Write out the entire listing below exactly as it appears, minus any pictures.

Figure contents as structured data
________

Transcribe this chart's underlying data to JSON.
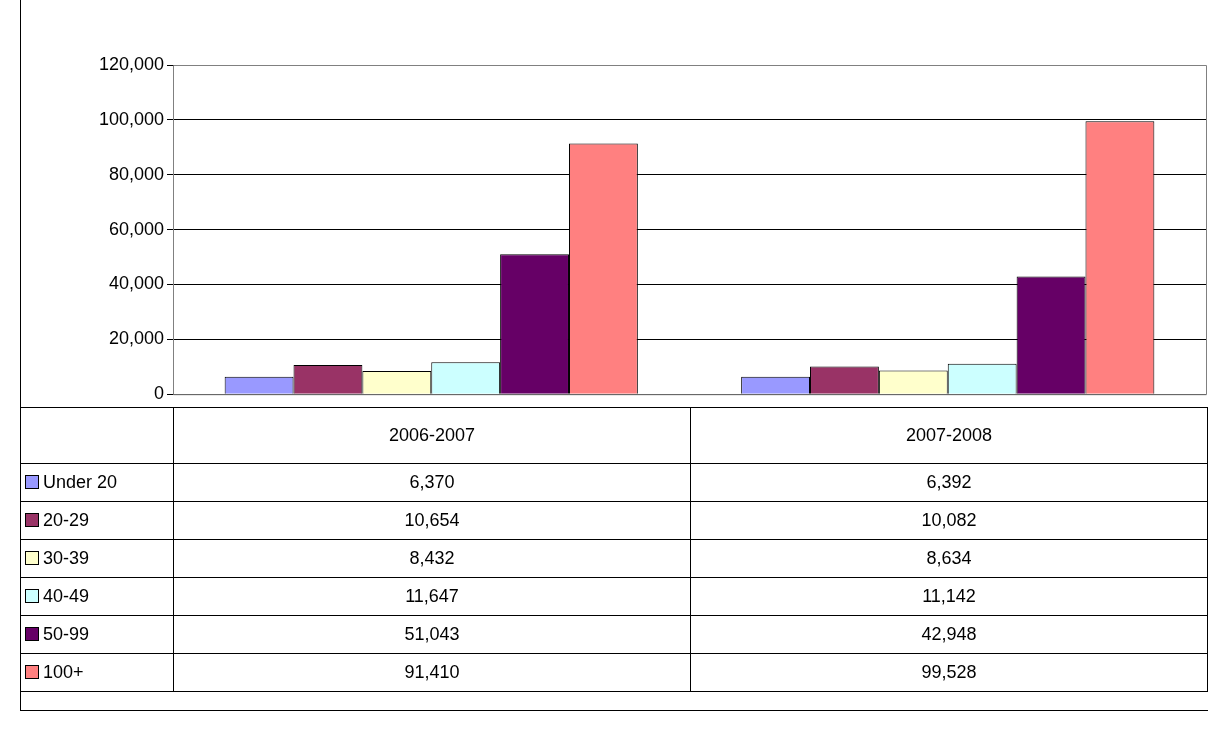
{
  "chart_data": {
    "type": "bar",
    "categories": [
      "2006-2007",
      "2007-2008"
    ],
    "series": [
      {
        "name": "Under 20",
        "color": "#9999ff",
        "values": [
          6370,
          6392
        ],
        "value_labels": [
          "6,370",
          "6,392"
        ]
      },
      {
        "name": "20-29",
        "color": "#993366",
        "values": [
          10654,
          10082
        ],
        "value_labels": [
          "10,654",
          "10,082"
        ]
      },
      {
        "name": "30-39",
        "color": "#ffffcc",
        "values": [
          8432,
          8634
        ],
        "value_labels": [
          "8,432",
          "8,634"
        ]
      },
      {
        "name": "40-49",
        "color": "#ccffff",
        "values": [
          11647,
          11142
        ],
        "value_labels": [
          "11,647",
          "11,142"
        ]
      },
      {
        "name": "50-99",
        "color": "#660066",
        "values": [
          51043,
          42948
        ],
        "value_labels": [
          "51,043",
          "42,948"
        ]
      },
      {
        "name": "100+",
        "color": "#ff8080",
        "values": [
          91410,
          99528
        ],
        "value_labels": [
          "91,410",
          "99,528"
        ]
      }
    ],
    "ylim": [
      0,
      120000
    ],
    "yticks": [
      {
        "value": 0,
        "label": "0"
      },
      {
        "value": 20000,
        "label": "20,000"
      },
      {
        "value": 40000,
        "label": "40,000"
      },
      {
        "value": 60000,
        "label": "60,000"
      },
      {
        "value": 80000,
        "label": "80,000"
      },
      {
        "value": 100000,
        "label": "100,000"
      },
      {
        "value": 120000,
        "label": "120,000"
      }
    ],
    "grid": "y",
    "legend": "bottom"
  }
}
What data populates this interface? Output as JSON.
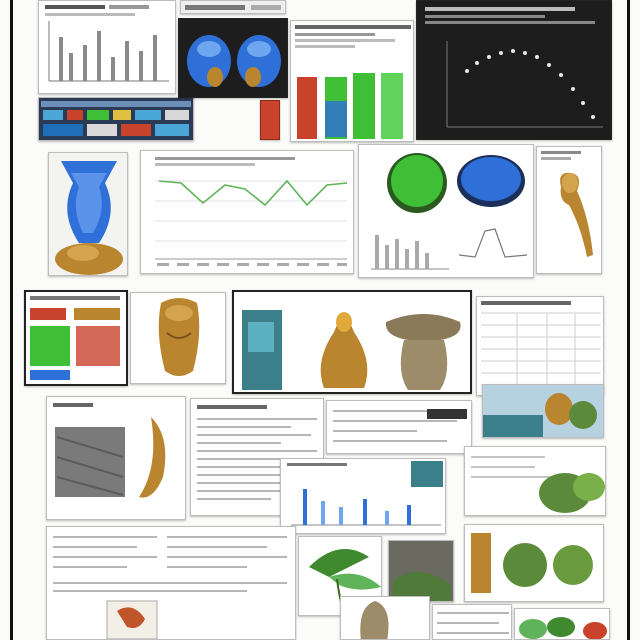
{
  "collage": {
    "description_visible_text": "",
    "accent_colors": {
      "blue": "#2f6fd8",
      "green": "#3fbf35",
      "ochre": "#b9862f",
      "red": "#c8422c",
      "dark_panel": "#1d1d1d",
      "line_green": "#5fb35a"
    },
    "icons": [
      "blue-vase-figure",
      "green-sphere",
      "blue-sphere",
      "ochre-cone",
      "stone-mushroom",
      "green-leaf-plant",
      "seed-pods"
    ]
  }
}
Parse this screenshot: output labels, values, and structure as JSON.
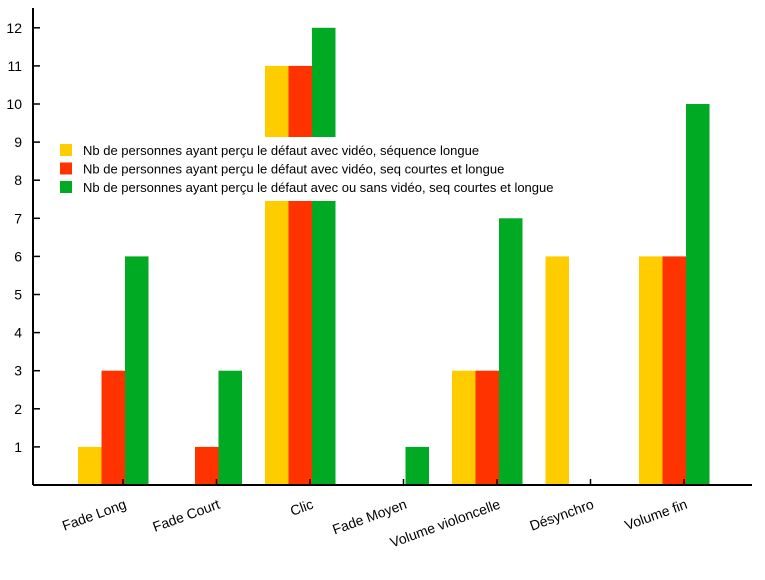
{
  "chart_data": {
    "type": "bar",
    "categories": [
      "Fade Long",
      "Fade Court",
      "Clic",
      "Fade Moyen",
      "Volume violoncelle",
      "Désynchro",
      "Volume fin"
    ],
    "series": [
      {
        "name": "Nb de personnes ayant perçu le défaut avec vidéo, séquence longue",
        "color": "#FFCC00",
        "values": [
          1,
          0,
          11,
          0,
          3,
          6,
          6
        ]
      },
      {
        "name": "Nb de personnes ayant perçu le défaut avec vidéo, seq courtes et longue",
        "color": "#FF3300",
        "values": [
          3,
          1,
          11,
          0,
          3,
          0,
          6
        ]
      },
      {
        "name": "Nb de personnes ayant perçu le défaut avec ou sans vidéo, seq courtes et longue",
        "color": "#00AA22",
        "values": [
          6,
          3,
          12,
          1,
          7,
          0,
          10
        ]
      }
    ],
    "yticks": [
      1,
      2,
      3,
      4,
      5,
      6,
      7,
      8,
      9,
      10,
      11,
      12
    ],
    "ylim": [
      0,
      12.6
    ],
    "grid": false,
    "legend_position": "middle, overlapping the plot",
    "title": "",
    "xlabel": "",
    "ylabel": ""
  }
}
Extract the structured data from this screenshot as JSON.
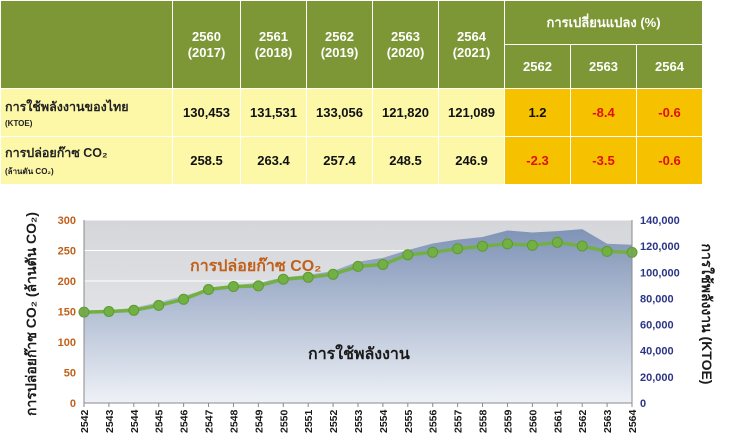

________

REPLY TO THE EXERCISE.
Transcribe this chart's underlying data to JSON.
{
  "chart_data": {
    "type": "bar",
    "categories": [
      "2006-2007",
      "2007-2008"
    ],
    "series": [
      {
        "name": "Under 20",
        "color": "#9999ff",
        "values": [
          6370,
          6392
        ],
        "value_labels": [
          "6,370",
          "6,392"
        ]
      },
      {
        "name": "20-29",
        "color": "#993366",
        "values": [
          10654,
          10082
        ],
        "value_labels": [
          "10,654",
          "10,082"
        ]
      },
      {
        "name": "30-39",
        "color": "#ffffcc",
        "values": [
          8432,
          8634
        ],
        "value_labels": [
          "8,432",
          "8,634"
        ]
      },
      {
        "name": "40-49",
        "color": "#ccffff",
        "values": [
          11647,
          11142
        ],
        "value_labels": [
          "11,647",
          "11,142"
        ]
      },
      {
        "name": "50-99",
        "color": "#660066",
        "values": [
          51043,
          42948
        ],
        "value_labels": [
          "51,043",
          "42,948"
        ]
      },
      {
        "name": "100+",
        "color": "#ff8080",
        "values": [
          91410,
          99528
        ],
        "value_labels": [
          "91,410",
          "99,528"
        ]
      }
    ],
    "ylim": [
      0,
      120000
    ],
    "yticks": [
      {
        "value": 0,
        "label": "0"
      },
      {
        "value": 20000,
        "label": "20,000"
      },
      {
        "value": 40000,
        "label": "40,000"
      },
      {
        "value": 60000,
        "label": "60,000"
      },
      {
        "value": 80000,
        "label": "80,000"
      },
      {
        "value": 100000,
        "label": "100,000"
      },
      {
        "value": 120000,
        "label": "120,000"
      }
    ],
    "grid": "y",
    "legend": "bottom"
  }
}
What data populates this interface? Output as JSON.
{
  "collage": {
    "description_visible_text": "",
    "accent_colors": {
      "blue": "#2f6fd8",
      "green": "#3fbf35",
      "ochre": "#b9862f",
      "red": "#c8422c",
      "dark_panel": "#1d1d1d",
      "line_green": "#5fb35a"
    },
    "icons": [
      "blue-vase-figure",
      "green-sphere",
      "blue-sphere",
      "ochre-cone",
      "stone-mushroom",
      "green-leaf-plant",
      "seed-pods"
    ]
  }
}
Parse this screenshot: output labels, values, and structure as JSON.
{
  "chart_data": {
    "type": "bar",
    "categories": [
      "Fade Long",
      "Fade Court",
      "Clic",
      "Fade Moyen",
      "Volume violoncelle",
      "Désynchro",
      "Volume fin"
    ],
    "series": [
      {
        "name": "Nb de personnes ayant perçu le défaut avec vidéo, séquence longue",
        "color": "#FFCC00",
        "values": [
          1,
          0,
          11,
          0,
          3,
          6,
          6
        ]
      },
      {
        "name": "Nb de personnes ayant perçu le défaut avec vidéo, seq courtes et longue",
        "color": "#FF3300",
        "values": [
          3,
          1,
          11,
          0,
          3,
          0,
          6
        ]
      },
      {
        "name": "Nb de personnes ayant perçu le défaut avec ou sans vidéo, seq courtes et longue",
        "color": "#00AA22",
        "values": [
          6,
          3,
          12,
          1,
          7,
          0,
          10
        ]
      }
    ],
    "yticks": [
      1,
      2,
      3,
      4,
      5,
      6,
      7,
      8,
      9,
      10,
      11,
      12
    ],
    "ylim": [
      0,
      12.6
    ],
    "grid": false,
    "legend_position": "middle, overlapping the plot",
    "title": "",
    "xlabel": "",
    "ylabel": ""
  }
}
Extract the structured data from this screenshot as JSON.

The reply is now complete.